┌────────
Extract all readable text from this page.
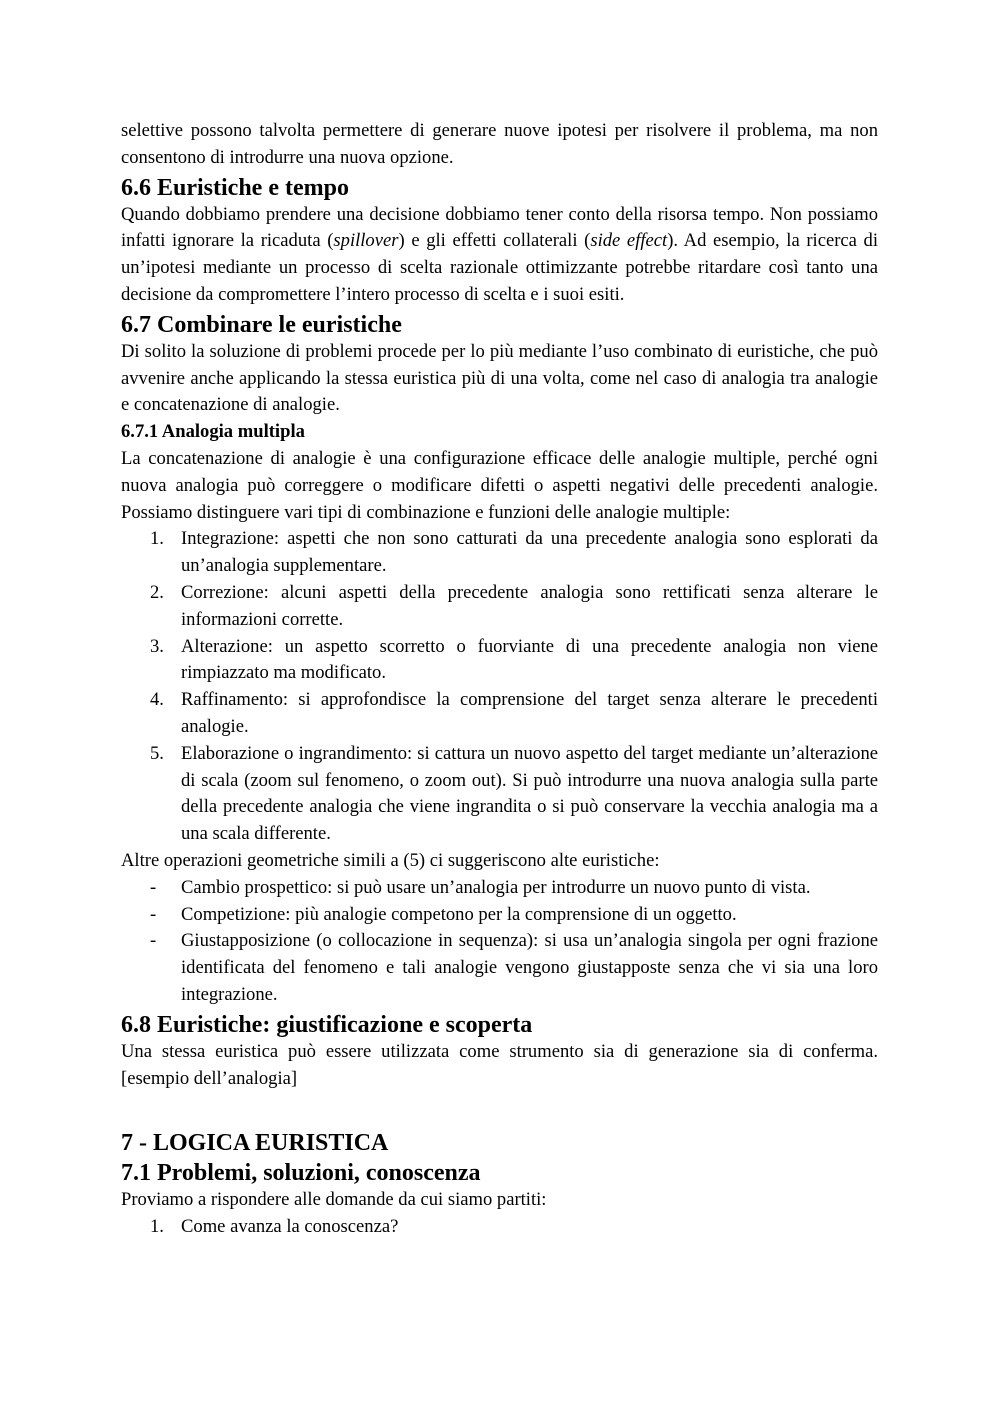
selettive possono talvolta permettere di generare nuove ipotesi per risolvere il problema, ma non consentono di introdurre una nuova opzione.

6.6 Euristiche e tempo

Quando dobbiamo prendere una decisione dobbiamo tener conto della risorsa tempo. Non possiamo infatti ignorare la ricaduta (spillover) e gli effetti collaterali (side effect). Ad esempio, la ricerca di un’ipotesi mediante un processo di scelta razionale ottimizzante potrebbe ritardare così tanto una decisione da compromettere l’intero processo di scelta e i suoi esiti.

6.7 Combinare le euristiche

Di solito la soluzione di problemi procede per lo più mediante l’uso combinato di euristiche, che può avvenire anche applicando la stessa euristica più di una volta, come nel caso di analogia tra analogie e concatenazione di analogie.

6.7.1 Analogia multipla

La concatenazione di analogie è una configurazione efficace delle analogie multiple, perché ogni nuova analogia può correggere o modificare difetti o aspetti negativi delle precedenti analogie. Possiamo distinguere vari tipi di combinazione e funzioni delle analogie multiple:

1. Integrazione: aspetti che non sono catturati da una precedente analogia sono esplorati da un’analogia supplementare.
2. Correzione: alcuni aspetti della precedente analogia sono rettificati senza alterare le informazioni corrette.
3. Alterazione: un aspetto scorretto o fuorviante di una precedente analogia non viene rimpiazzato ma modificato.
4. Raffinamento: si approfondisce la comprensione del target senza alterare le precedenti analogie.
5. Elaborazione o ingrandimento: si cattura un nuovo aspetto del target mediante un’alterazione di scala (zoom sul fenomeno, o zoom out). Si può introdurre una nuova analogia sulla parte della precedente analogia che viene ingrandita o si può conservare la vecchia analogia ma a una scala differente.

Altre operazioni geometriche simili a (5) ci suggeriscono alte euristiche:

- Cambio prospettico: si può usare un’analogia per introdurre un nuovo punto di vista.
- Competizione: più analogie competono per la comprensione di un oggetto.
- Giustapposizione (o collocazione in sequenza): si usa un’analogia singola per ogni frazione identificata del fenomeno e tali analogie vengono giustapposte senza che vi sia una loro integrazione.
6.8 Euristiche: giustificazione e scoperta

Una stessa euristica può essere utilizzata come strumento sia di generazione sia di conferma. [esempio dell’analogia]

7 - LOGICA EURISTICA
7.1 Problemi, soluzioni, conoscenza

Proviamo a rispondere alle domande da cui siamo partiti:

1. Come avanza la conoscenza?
└────────
┌────────
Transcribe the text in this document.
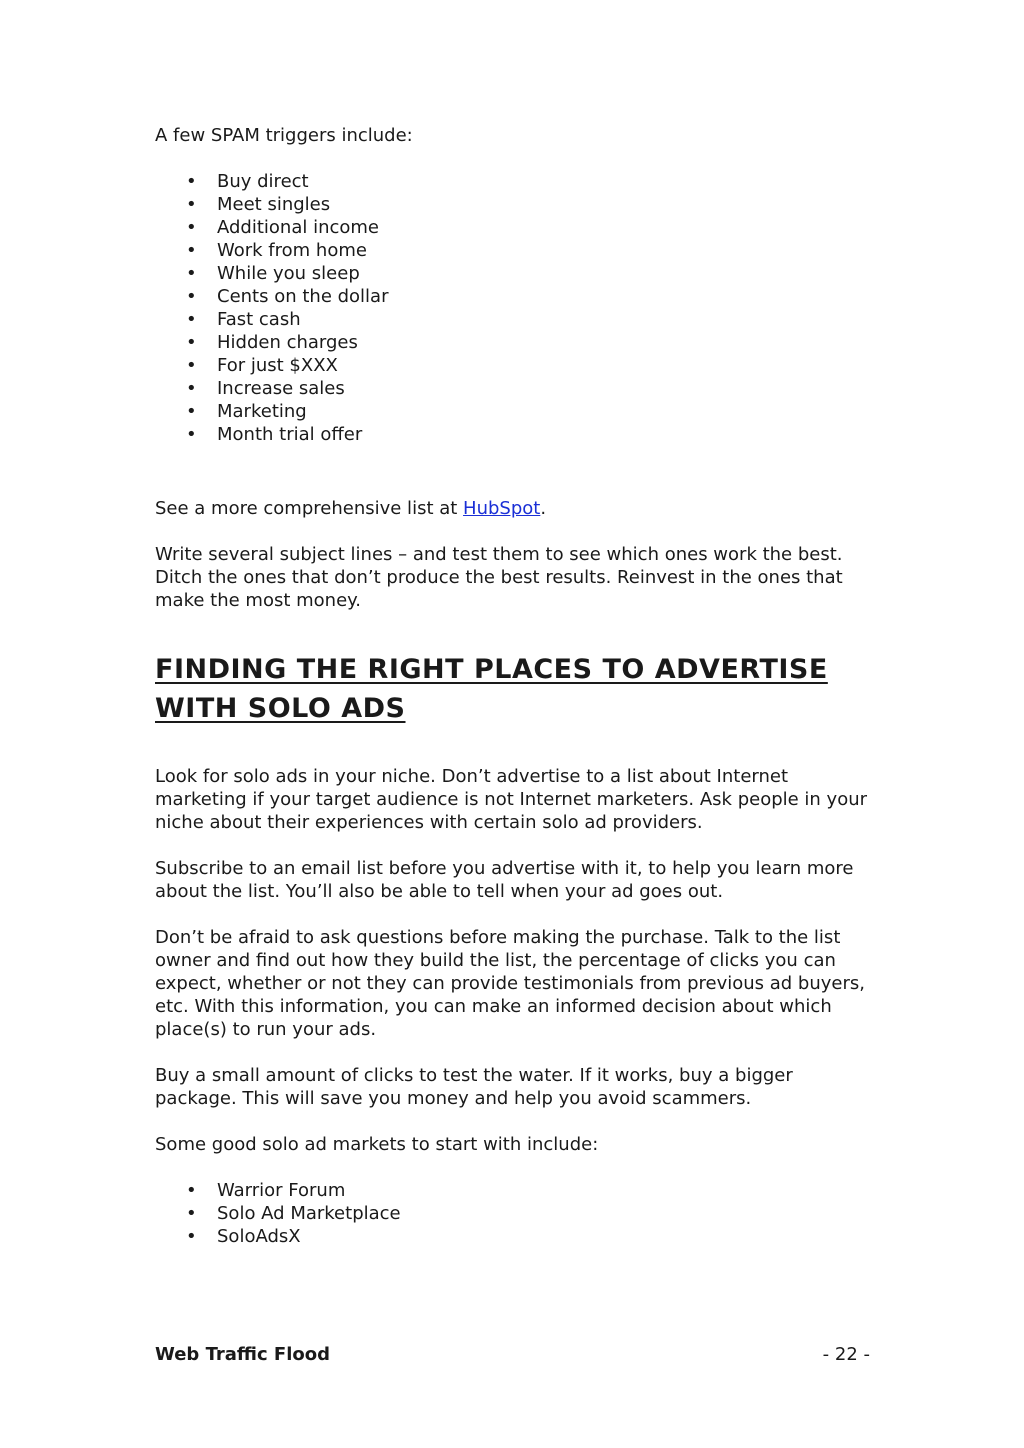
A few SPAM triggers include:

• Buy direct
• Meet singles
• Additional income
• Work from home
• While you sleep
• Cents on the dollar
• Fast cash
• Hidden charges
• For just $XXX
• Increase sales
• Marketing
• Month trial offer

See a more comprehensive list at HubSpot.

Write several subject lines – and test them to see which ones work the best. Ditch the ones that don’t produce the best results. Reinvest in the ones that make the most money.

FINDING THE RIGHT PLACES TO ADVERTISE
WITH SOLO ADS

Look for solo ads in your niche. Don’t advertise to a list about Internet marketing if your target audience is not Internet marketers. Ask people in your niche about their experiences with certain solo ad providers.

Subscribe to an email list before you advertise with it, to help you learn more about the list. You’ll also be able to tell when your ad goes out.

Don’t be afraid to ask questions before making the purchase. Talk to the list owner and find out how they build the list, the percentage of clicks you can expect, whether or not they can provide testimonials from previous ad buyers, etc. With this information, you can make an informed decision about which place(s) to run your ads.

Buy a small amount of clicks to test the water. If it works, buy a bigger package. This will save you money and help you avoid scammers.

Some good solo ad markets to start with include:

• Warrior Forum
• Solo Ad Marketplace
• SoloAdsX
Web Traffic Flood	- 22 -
└────────
### EXERCISE
Copy down every line of the material above that includes the string "from".

### ANSWER BELOW
Extract all readable text from this page.
• Work from home
Don’t be afraid to ask questions before making the purchase. Talk to the list owner and find out how they build the list, the percentage of clicks you can expect, whether or not they can provide testimonials from previous ad buyers, etc. With this information, you can make an informed decision about which place(s) to run your ads.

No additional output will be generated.